#### Exercise brief
State how many lines include "momento", giving the number by itself.

start

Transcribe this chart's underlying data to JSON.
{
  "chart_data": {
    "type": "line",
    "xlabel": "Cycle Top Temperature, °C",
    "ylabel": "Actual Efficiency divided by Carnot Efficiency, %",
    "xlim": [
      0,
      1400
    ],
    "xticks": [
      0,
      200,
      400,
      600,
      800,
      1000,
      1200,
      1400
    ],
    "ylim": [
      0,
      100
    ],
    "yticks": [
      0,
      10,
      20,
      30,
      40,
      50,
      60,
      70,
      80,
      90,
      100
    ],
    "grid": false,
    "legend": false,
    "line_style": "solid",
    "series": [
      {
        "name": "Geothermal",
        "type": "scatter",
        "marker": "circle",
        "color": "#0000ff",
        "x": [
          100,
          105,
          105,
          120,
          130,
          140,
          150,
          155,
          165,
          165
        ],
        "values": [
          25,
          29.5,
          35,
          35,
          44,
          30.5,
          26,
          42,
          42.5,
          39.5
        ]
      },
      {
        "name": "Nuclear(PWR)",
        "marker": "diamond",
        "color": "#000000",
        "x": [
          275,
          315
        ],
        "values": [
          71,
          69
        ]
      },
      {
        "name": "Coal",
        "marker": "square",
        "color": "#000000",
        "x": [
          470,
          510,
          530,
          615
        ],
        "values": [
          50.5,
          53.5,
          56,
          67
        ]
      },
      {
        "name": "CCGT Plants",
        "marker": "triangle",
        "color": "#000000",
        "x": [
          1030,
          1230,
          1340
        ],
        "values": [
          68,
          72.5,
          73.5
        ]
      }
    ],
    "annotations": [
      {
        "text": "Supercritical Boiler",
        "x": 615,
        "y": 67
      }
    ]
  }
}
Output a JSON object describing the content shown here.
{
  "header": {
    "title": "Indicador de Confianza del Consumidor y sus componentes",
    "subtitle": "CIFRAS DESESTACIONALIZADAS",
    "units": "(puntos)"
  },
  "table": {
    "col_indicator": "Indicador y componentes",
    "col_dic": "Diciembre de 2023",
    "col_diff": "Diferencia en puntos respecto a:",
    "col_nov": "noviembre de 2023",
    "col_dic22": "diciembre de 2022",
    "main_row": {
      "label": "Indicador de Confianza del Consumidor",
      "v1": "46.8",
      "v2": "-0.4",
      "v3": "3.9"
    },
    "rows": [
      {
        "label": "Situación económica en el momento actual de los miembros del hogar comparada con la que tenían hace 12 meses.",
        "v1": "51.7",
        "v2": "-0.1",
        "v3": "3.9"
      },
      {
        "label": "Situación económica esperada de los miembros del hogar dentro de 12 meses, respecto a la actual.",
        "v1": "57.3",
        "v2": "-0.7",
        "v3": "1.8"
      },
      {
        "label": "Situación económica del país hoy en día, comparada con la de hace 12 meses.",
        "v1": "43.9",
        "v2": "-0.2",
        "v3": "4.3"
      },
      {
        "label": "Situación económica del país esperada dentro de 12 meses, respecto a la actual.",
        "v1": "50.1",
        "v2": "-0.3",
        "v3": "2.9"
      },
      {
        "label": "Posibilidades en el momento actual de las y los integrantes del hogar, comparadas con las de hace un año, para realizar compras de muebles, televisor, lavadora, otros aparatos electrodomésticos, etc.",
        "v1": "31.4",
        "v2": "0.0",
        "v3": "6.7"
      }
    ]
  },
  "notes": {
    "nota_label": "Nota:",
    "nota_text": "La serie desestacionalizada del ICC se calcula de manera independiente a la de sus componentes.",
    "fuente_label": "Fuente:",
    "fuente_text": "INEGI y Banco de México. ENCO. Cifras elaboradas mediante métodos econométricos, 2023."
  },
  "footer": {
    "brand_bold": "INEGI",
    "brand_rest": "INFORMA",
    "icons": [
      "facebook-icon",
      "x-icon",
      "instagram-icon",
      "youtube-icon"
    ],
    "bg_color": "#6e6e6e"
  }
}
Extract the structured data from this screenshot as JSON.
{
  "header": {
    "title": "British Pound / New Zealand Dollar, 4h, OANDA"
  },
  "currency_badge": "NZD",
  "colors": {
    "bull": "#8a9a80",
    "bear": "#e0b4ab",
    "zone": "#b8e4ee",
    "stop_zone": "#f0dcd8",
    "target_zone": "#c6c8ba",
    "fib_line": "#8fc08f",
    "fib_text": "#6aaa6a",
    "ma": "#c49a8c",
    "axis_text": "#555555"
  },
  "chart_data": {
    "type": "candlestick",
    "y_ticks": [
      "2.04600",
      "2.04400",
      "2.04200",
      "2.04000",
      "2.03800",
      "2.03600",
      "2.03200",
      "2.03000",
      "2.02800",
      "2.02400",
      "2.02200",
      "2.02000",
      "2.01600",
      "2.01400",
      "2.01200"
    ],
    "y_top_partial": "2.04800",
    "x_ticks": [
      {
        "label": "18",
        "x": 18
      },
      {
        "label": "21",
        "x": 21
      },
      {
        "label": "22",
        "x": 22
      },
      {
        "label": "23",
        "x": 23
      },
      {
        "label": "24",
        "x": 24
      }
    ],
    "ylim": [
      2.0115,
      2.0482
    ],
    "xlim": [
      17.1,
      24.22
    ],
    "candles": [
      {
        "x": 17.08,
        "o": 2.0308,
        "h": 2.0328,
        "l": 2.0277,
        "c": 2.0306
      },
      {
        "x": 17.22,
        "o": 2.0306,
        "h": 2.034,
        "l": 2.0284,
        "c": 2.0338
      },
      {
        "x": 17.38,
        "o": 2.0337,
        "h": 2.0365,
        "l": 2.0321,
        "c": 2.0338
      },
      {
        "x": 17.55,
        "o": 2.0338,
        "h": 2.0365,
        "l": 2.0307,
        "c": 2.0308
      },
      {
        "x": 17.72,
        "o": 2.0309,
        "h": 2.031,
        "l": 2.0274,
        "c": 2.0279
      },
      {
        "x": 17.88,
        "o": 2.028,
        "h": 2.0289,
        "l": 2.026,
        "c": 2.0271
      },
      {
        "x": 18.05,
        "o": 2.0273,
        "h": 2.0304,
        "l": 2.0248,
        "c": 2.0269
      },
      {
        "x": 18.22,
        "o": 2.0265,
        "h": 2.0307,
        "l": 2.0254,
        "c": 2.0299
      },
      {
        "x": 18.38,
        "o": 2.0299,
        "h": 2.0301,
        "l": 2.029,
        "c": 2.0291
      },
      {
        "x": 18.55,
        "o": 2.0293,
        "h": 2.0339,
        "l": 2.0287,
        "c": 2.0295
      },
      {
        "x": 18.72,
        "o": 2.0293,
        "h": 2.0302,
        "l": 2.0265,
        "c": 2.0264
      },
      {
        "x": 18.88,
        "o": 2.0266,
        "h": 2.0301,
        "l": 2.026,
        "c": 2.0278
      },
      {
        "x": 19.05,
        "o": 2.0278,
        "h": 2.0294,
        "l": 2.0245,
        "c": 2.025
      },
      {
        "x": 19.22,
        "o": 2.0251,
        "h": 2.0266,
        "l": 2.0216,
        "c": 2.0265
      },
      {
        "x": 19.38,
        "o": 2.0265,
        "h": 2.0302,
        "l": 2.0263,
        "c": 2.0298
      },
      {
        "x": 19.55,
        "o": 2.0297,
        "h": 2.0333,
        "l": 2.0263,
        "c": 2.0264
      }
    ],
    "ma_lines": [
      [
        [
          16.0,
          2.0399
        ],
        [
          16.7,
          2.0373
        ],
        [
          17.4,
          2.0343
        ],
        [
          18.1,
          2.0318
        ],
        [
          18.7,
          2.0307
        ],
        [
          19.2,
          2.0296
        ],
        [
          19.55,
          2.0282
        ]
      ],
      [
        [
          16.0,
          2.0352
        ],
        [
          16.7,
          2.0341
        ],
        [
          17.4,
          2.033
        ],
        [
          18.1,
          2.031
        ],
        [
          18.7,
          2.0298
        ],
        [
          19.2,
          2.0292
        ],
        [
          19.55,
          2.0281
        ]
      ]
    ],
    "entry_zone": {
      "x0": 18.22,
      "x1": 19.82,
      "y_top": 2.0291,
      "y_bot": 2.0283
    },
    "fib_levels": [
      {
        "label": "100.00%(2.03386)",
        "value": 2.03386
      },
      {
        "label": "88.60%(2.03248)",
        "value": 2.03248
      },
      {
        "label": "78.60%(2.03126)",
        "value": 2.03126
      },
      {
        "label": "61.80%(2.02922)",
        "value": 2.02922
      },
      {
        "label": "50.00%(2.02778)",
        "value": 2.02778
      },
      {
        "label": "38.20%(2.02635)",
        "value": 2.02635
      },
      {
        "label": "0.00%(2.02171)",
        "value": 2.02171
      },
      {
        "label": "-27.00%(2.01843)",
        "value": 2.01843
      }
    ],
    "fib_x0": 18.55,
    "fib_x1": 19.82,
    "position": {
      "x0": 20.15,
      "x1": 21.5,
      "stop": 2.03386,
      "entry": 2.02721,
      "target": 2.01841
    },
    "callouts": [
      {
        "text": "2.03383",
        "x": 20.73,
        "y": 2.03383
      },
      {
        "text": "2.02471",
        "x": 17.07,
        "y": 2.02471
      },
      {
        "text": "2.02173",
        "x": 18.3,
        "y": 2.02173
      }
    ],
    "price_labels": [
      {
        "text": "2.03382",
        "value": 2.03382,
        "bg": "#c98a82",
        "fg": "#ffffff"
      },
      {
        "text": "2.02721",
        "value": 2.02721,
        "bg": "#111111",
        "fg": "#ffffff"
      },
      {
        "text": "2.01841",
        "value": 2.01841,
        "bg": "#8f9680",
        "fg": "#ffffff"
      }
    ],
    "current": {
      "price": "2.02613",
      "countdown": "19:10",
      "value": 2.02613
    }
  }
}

end

#### Result for this task
2